------ Input records

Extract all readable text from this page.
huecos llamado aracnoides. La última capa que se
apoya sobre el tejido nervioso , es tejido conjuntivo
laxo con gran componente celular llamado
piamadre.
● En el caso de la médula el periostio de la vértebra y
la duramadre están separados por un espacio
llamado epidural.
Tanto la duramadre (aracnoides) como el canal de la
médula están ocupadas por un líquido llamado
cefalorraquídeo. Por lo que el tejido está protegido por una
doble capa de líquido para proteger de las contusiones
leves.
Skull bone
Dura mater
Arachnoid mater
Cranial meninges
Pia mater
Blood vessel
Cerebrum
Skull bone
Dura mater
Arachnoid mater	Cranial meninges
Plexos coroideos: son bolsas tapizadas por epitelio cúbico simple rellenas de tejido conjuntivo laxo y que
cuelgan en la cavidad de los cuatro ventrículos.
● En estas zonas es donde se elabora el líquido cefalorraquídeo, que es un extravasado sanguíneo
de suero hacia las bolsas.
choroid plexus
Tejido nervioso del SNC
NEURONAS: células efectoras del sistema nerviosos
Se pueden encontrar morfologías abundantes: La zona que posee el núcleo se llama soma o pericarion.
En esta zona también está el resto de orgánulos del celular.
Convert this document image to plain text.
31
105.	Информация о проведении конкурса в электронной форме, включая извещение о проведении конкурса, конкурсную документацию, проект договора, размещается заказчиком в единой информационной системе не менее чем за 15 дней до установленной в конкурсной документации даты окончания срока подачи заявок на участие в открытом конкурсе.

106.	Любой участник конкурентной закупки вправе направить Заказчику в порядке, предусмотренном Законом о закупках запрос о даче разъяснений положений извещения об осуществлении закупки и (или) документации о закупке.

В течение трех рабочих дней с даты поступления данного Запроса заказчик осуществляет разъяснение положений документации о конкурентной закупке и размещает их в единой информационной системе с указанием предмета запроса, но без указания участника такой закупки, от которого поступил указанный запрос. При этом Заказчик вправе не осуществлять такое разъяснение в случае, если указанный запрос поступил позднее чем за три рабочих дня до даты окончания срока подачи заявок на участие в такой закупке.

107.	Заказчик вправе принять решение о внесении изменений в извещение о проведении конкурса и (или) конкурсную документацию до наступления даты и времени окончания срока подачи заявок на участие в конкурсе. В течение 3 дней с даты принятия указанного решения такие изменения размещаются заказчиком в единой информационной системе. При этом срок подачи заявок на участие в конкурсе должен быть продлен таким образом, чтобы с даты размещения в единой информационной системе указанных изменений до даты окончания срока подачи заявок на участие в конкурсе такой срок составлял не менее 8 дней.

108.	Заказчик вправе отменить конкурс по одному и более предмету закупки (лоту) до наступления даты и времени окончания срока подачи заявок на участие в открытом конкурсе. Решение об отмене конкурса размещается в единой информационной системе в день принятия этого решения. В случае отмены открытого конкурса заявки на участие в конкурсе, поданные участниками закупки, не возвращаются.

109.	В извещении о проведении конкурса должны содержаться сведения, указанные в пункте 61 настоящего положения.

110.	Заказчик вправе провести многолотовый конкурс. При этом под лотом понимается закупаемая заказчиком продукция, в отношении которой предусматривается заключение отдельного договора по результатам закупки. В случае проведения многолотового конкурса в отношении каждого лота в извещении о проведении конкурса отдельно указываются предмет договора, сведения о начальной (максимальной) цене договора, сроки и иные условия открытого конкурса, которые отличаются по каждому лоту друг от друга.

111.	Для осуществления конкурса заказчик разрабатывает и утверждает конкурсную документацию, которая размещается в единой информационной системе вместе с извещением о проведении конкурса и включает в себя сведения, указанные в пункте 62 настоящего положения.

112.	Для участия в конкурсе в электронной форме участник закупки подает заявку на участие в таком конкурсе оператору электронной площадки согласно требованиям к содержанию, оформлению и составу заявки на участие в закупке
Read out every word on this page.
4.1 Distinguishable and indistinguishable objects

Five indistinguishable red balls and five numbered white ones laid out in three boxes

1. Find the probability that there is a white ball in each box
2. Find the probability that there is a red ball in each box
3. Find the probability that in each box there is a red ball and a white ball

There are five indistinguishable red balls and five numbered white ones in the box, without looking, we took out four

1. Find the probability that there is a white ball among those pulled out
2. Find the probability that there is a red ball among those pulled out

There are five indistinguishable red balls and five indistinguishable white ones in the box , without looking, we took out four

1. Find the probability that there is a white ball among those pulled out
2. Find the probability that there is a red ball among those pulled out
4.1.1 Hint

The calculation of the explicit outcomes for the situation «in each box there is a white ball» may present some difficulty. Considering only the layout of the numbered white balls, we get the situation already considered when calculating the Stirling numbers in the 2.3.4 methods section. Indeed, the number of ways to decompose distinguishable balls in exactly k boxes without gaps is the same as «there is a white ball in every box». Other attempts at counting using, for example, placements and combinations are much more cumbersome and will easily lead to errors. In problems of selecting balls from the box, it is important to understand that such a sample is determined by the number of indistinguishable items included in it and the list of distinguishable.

------------

**Goal**
Report how many lines in the data include the word "документации", and give nothing but the count.

**Reply to the exercise**
3